Return each line of the records holding the string "that".

::: RECORDS SHOWN :::

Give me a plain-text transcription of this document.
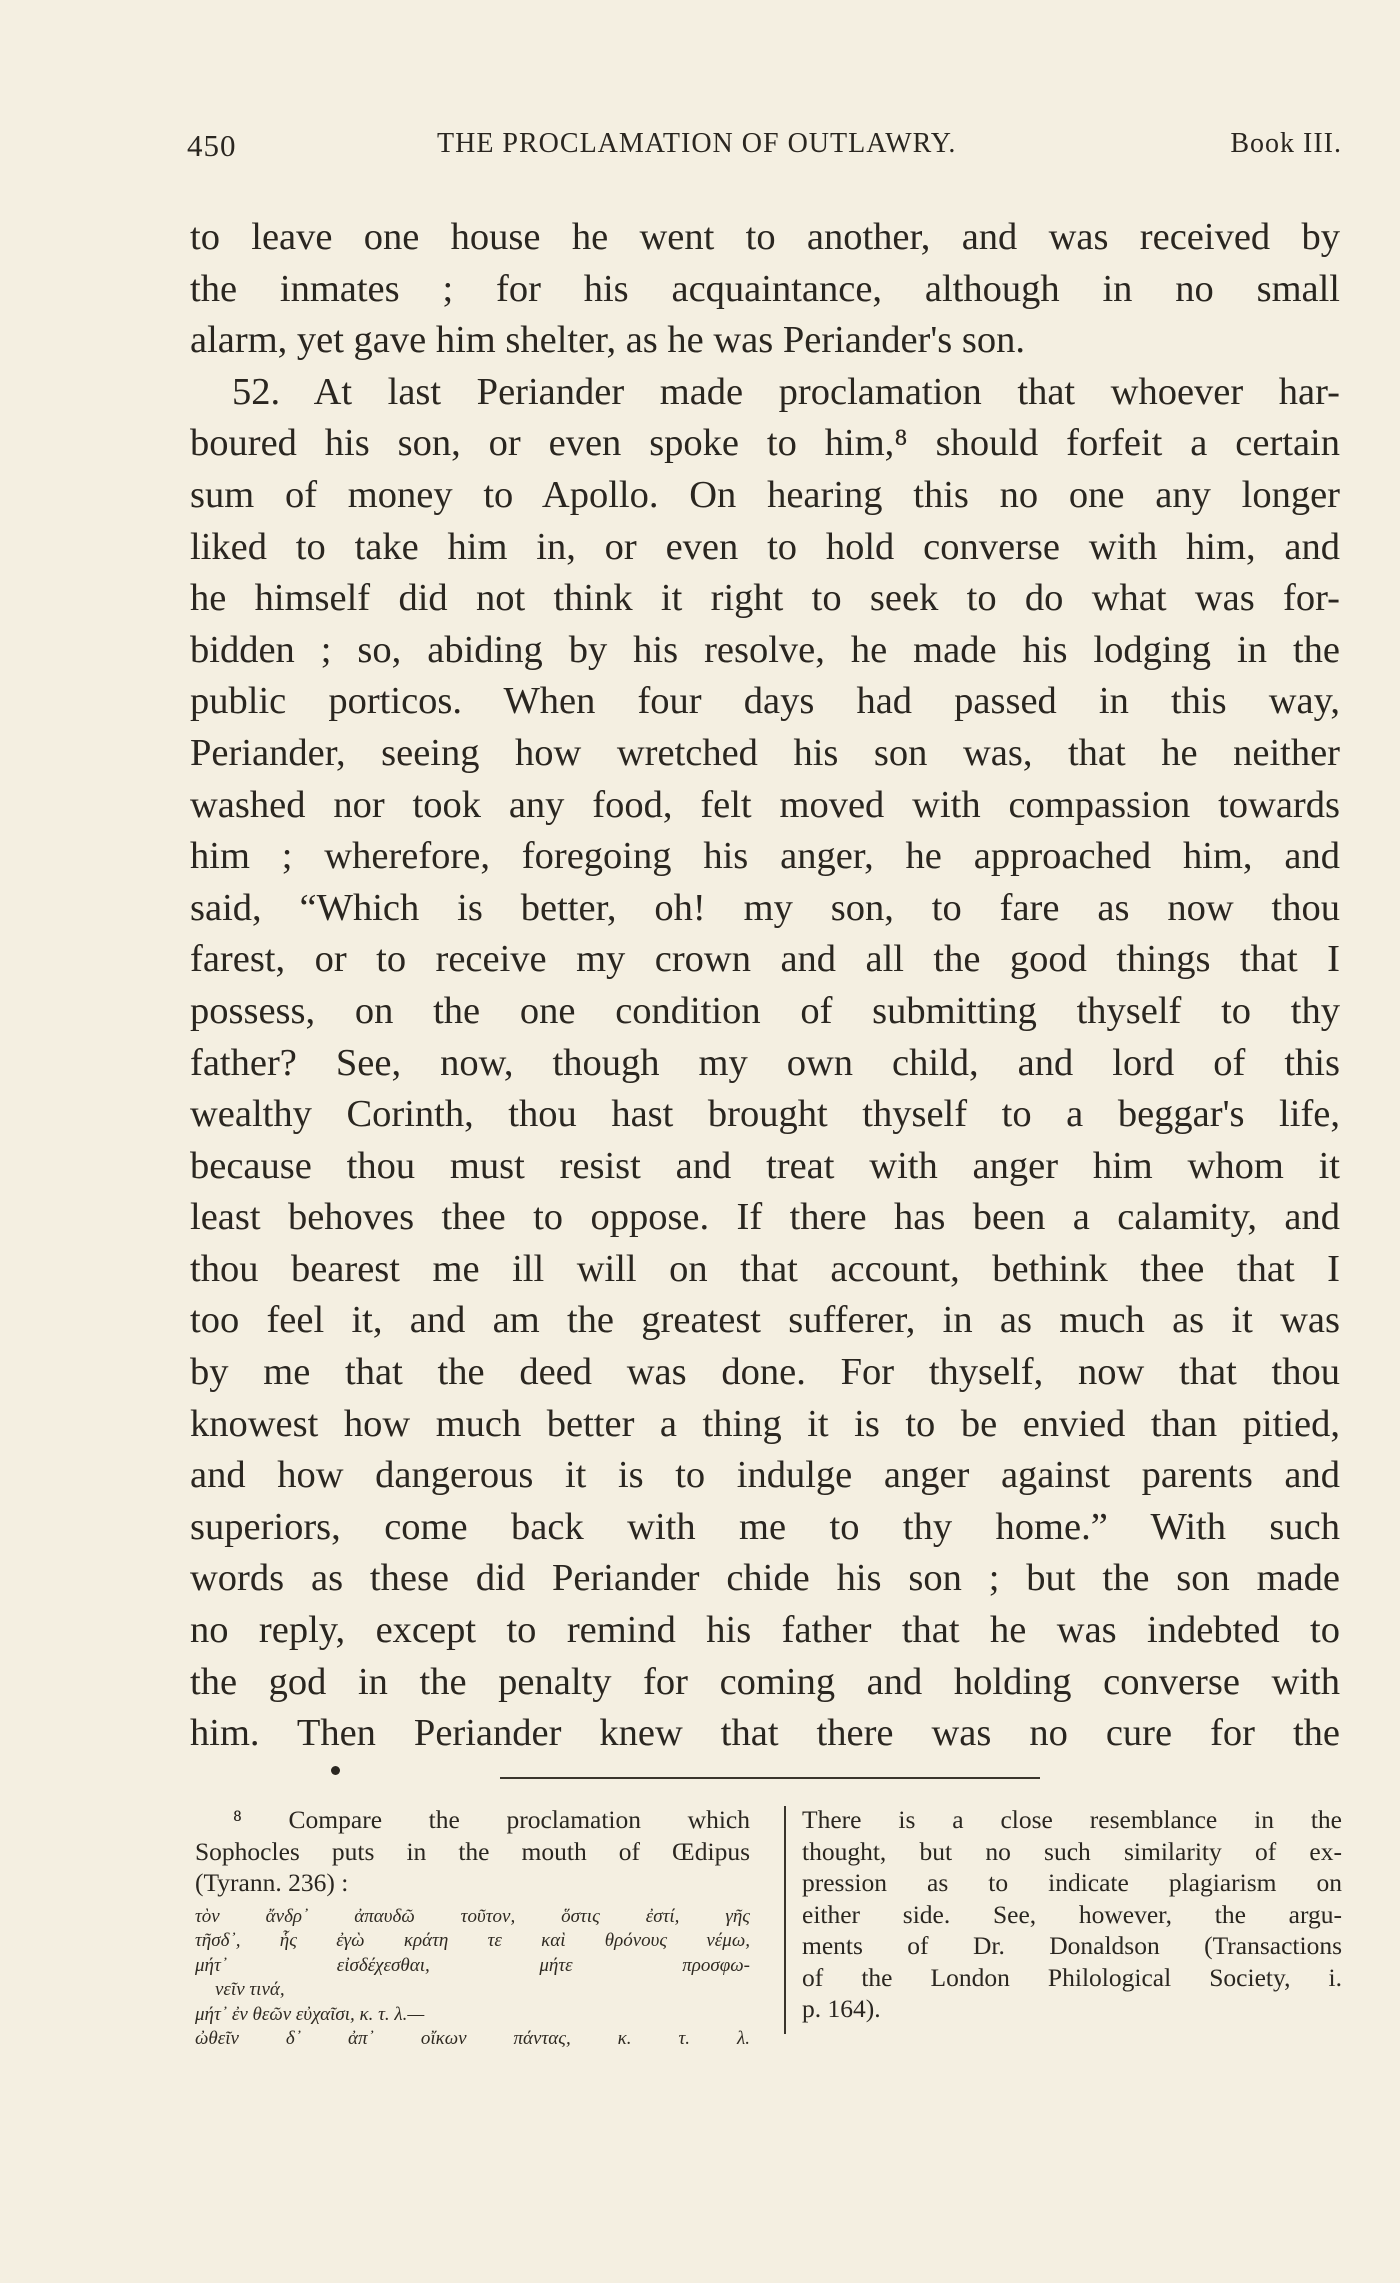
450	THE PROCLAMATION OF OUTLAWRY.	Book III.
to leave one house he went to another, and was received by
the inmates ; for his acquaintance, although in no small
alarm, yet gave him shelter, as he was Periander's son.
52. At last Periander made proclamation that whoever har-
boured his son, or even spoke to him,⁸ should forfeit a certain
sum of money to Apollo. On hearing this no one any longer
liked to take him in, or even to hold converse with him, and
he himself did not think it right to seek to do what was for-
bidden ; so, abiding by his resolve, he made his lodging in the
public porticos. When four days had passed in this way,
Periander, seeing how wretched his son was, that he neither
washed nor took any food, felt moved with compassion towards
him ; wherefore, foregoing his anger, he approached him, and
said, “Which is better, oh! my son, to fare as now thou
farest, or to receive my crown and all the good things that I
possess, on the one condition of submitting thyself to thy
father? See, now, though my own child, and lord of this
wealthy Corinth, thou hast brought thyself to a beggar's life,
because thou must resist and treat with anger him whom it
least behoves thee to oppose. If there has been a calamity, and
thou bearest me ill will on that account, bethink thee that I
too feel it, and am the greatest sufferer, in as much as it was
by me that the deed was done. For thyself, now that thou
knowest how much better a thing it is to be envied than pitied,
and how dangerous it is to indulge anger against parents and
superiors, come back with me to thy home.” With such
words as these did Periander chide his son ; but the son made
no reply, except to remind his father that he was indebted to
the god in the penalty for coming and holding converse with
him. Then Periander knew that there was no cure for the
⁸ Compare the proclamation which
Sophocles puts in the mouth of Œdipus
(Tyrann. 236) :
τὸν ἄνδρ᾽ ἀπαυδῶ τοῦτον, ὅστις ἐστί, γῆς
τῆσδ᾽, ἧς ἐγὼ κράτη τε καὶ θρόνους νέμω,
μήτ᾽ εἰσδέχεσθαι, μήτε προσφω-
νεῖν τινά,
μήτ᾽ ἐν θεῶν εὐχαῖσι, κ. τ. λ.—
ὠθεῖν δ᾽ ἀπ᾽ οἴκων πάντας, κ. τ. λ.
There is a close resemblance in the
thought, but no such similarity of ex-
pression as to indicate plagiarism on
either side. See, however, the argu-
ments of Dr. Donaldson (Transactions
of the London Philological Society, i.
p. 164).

:::

● **REPLY**:
52. At last Periander made proclamation that whoever har-
Periander, seeing how wretched his son was, that he neither
farest, or to receive my crown and all the good things that I
thou bearest me ill will on that account, bethink thee that I
by me that the deed was done. For thyself, now that thou
no reply, except to remind his father that he was indebted to
him. Then Periander knew that there was no cure for the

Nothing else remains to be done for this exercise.